Task requirements
The entries that follow should be written out exactly.

+ + +

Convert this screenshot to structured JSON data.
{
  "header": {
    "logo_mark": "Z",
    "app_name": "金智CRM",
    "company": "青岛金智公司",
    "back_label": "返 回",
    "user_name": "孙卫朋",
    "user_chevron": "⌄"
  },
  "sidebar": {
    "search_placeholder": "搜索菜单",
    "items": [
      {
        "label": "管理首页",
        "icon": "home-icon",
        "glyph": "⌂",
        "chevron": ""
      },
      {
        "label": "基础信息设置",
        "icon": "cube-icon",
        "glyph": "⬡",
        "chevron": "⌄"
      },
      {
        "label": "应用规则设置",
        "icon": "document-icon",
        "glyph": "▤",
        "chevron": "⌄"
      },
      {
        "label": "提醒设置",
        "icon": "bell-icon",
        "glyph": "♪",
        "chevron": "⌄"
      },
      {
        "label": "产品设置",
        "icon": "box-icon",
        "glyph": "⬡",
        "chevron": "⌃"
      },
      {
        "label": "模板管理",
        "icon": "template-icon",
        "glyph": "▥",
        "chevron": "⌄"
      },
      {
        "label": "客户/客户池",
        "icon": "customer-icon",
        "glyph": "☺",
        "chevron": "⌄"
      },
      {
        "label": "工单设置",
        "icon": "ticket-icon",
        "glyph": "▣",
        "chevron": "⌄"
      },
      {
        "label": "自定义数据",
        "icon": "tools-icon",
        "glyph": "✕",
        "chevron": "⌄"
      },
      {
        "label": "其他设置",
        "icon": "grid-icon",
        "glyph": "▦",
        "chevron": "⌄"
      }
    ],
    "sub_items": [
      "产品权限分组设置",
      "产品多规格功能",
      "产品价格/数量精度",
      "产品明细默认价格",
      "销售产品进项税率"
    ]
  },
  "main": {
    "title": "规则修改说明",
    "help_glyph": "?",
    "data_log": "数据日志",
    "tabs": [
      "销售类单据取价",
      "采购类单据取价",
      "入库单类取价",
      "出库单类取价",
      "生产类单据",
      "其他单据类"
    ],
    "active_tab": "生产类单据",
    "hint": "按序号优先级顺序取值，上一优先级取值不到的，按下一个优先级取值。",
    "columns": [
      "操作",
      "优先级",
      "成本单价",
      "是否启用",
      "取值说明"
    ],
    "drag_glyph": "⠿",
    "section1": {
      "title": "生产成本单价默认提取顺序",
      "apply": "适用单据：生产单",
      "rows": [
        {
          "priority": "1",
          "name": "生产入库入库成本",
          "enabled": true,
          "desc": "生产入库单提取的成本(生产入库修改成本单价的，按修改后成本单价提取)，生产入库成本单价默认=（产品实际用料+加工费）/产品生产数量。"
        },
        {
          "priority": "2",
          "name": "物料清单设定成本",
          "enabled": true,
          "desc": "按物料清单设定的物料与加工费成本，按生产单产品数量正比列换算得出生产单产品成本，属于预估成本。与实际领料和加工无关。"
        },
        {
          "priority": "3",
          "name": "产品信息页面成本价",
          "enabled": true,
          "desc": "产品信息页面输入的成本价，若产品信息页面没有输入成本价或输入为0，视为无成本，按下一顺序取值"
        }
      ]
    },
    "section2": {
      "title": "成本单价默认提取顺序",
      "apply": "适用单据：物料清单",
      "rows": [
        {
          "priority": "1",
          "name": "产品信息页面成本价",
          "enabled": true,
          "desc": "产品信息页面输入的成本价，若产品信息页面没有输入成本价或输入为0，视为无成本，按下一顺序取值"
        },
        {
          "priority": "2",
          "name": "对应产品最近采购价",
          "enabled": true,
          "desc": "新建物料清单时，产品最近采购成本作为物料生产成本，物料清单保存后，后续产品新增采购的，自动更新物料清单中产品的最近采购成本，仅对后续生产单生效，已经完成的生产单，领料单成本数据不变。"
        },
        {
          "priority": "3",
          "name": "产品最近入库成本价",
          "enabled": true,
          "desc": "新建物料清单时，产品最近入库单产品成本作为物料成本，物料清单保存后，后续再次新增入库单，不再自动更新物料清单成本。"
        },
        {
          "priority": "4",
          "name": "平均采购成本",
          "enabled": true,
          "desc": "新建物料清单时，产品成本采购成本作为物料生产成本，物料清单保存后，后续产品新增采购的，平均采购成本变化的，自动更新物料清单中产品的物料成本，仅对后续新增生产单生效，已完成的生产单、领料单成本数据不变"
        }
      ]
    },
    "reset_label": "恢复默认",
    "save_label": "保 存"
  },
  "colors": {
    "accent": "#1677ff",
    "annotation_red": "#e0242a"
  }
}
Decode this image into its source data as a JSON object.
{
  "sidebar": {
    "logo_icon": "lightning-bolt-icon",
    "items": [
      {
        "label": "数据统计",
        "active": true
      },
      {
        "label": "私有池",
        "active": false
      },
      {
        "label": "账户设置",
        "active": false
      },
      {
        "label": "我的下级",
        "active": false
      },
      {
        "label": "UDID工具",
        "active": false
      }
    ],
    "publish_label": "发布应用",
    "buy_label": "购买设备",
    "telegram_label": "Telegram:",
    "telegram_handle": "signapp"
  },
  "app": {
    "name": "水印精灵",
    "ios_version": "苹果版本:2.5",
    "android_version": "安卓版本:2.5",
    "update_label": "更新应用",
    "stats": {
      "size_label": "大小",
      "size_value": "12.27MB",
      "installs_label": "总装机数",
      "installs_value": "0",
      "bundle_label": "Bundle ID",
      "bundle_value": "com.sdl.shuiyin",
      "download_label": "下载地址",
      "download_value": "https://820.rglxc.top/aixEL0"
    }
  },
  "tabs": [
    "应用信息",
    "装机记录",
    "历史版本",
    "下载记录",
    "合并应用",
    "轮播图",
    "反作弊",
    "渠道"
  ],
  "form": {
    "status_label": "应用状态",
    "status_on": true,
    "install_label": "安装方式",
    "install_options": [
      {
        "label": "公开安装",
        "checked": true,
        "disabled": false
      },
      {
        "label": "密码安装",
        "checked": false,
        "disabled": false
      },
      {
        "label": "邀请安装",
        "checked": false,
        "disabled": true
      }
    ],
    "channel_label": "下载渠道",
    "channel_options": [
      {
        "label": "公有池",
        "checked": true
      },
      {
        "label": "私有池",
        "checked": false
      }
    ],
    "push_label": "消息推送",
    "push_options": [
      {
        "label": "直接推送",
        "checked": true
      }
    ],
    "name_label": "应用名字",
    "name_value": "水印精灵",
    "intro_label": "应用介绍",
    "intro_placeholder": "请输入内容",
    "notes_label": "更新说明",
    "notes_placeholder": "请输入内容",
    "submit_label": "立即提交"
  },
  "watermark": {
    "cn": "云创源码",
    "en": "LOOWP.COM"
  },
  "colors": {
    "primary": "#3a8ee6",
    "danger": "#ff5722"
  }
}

+ + +

Reply to the exercise
Convert this screenshot to structured JSON data.
{
  "header": {
    "logo_mark": "Z",
    "app_name": "金智CRM",
    "company": "青岛金智公司",
    "back_label": "返 回",
    "user_name": "孙卫朋",
    "user_chevron": "⌄"
  },
  "sidebar": {
    "search_placeholder": "搜索菜单",
    "items": [
      {
        "label": "管理首页",
        "icon": "home-icon",
        "glyph": "⌂",
        "chevron": ""
      },
      {
        "label": "基础信息设置",
        "icon": "cube-icon",
        "glyph": "⬡",
        "chevron": "⌄"
      },
      {
        "label": "应用规则设置",
        "icon": "document-icon",
        "glyph": "▤",
        "chevron": "⌄"
      },
      {
        "label": "提醒设置",
        "icon": "bell-icon",
        "glyph": "♪",
        "chevron": "⌄"
      },
      {
        "label": "产品设置",
        "icon": "box-icon",
        "glyph": "⬡",
        "chevron": "⌃"
      },
      {
        "label": "模板管理",
        "icon": "template-icon",
        "glyph": "▥",
        "chevron": "⌄"
      },
      {
        "label": "客户/客户池",
        "icon": "customer-icon",
        "glyph": "☺",
        "chevron": "⌄"
      },
      {
        "label": "工单设置",
        "icon": "ticket-icon",
        "glyph": "▣",
        "chevron": "⌄"
      },
      {
        "label": "自定义数据",
        "icon": "tools-icon",
        "glyph": "✕",
        "chevron": "⌄"
      },
      {
        "label": "其他设置",
        "icon": "grid-icon",
        "glyph": "▦",
        "chevron": "⌄"
      }
    ],
    "sub_items": [
      "产品权限分组设置",
      "产品多规格功能",
      "产品价格/数量精度",
      "产品明细默认价格",
      "销售产品进项税率"
    ]
  },
  "main": {
    "title": "规则修改说明",
    "help_glyph": "?",
    "data_log": "数据日志",
    "tabs": [
      "销售类单据取价",
      "采购类单据取价",
      "入库单类取价",
      "出库单类取价",
      "生产类单据",
      "其他单据类"
    ],
    "active_tab": "生产类单据",
    "hint": "按序号优先级顺序取值，上一优先级取值不到的，按下一个优先级取值。",
    "columns": [
      "操作",
      "优先级",
      "成本单价",
      "是否启用",
      "取值说明"
    ],
    "drag_glyph": "⠿",
    "section1": {
      "title": "生产成本单价默认提取顺序",
      "apply": "适用单据：生产单",
      "rows": [
        {
          "priority": "1",
          "name": "生产入库入库成本",
          "enabled": true,
          "desc": "生产入库单提取的成本(生产入库修改成本单价的，按修改后成本单价提取)，生产入库成本单价默认=（产品实际用料+加工费）/产品生产数量。"
        },
        {
          "priority": "2",
          "name": "物料清单设定成本",
          "enabled": true,
          "desc": "按物料清单设定的物料与加工费成本，按生产单产品数量正比列换算得出生产单产品成本，属于预估成本。与实际领料和加工无关。"
        },
        {
          "priority": "3",
          "name": "产品信息页面成本价",
          "enabled": true,
          "desc": "产品信息页面输入的成本价，若产品信息页面没有输入成本价或输入为0，视为无成本，按下一顺序取值"
        }
      ]
    },
    "section2": {
      "title": "成本单价默认提取顺序",
      "apply": "适用单据：物料清单",
      "rows": [
        {
          "priority": "1",
          "name": "产品信息页面成本价",
          "enabled": true,
          "desc": "产品信息页面输入的成本价，若产品信息页面没有输入成本价或输入为0，视为无成本，按下一顺序取值"
        },
        {
          "priority": "2",
          "name": "对应产品最近采购价",
          "enabled": true,
          "desc": "新建物料清单时，产品最近采购成本作为物料生产成本，物料清单保存后，后续产品新增采购的，自动更新物料清单中产品的最近采购成本，仅对后续生产单生效，已经完成的生产单，领料单成本数据不变。"
        },
        {
          "priority": "3",
          "name": "产品最近入库成本价",
          "enabled": true,
          "desc": "新建物料清单时，产品最近入库单产品成本作为物料成本，物料清单保存后，后续再次新增入库单，不再自动更新物料清单成本。"
        },
        {
          "priority": "4",
          "name": "平均采购成本",
          "enabled": true,
          "desc": "新建物料清单时，产品成本采购成本作为物料生产成本，物料清单保存后，后续产品新增采购的，平均采购成本变化的，自动更新物料清单中产品的物料成本，仅对后续新增生产单生效，已完成的生产单、领料单成本数据不变"
        }
      ]
    },
    "reset_label": "恢复默认",
    "save_label": "保 存"
  },
  "colors": {
    "accent": "#1677ff",
    "annotation_red": "#e0242a"
  }
}
Decode this image into its source data as a JSON object.
{
  "sidebar": {
    "logo_icon": "lightning-bolt-icon",
    "items": [
      {
        "label": "数据统计",
        "active": true
      },
      {
        "label": "私有池",
        "active": false
      },
      {
        "label": "账户设置",
        "active": false
      },
      {
        "label": "我的下级",
        "active": false
      },
      {
        "label": "UDID工具",
        "active": false
      }
    ],
    "publish_label": "发布应用",
    "buy_label": "购买设备",
    "telegram_label": "Telegram:",
    "telegram_handle": "signapp"
  },
  "app": {
    "name": "水印精灵",
    "ios_version": "苹果版本:2.5",
    "android_version": "安卓版本:2.5",
    "update_label": "更新应用",
    "stats": {
      "size_label": "大小",
      "size_value": "12.27MB",
      "installs_label": "总装机数",
      "installs_value": "0",
      "bundle_label": "Bundle ID",
      "bundle_value": "com.sdl.shuiyin",
      "download_label": "下载地址",
      "download_value": "https://820.rglxc.top/aixEL0"
    }
  },
  "tabs": [
    "应用信息",
    "装机记录",
    "历史版本",
    "下载记录",
    "合并应用",
    "轮播图",
    "反作弊",
    "渠道"
  ],
  "form": {
    "status_label": "应用状态",
    "status_on": true,
    "install_label": "安装方式",
    "install_options": [
      {
        "label": "公开安装",
        "checked": true,
        "disabled": false
      },
      {
        "label": "密码安装",
        "checked": false,
        "disabled": false
      },
      {
        "label": "邀请安装",
        "checked": false,
        "disabled": true
      }
    ],
    "channel_label": "下载渠道",
    "channel_options": [
      {
        "label": "公有池",
        "checked": true
      },
      {
        "label": "私有池",
        "checked": false
      }
    ],
    "push_label": "消息推送",
    "push_options": [
      {
        "label": "直接推送",
        "checked": true
      }
    ],
    "name_label": "应用名字",
    "name_value": "水印精灵",
    "intro_label": "应用介绍",
    "intro_placeholder": "请输入内容",
    "notes_label": "更新说明",
    "notes_placeholder": "请输入内容",
    "submit_label": "立即提交"
  },
  "watermark": {
    "cn": "云创源码",
    "en": "LOOWP.COM"
  },
  "colors": {
    "primary": "#3a8ee6",
    "danger": "#ff5722"
  }
}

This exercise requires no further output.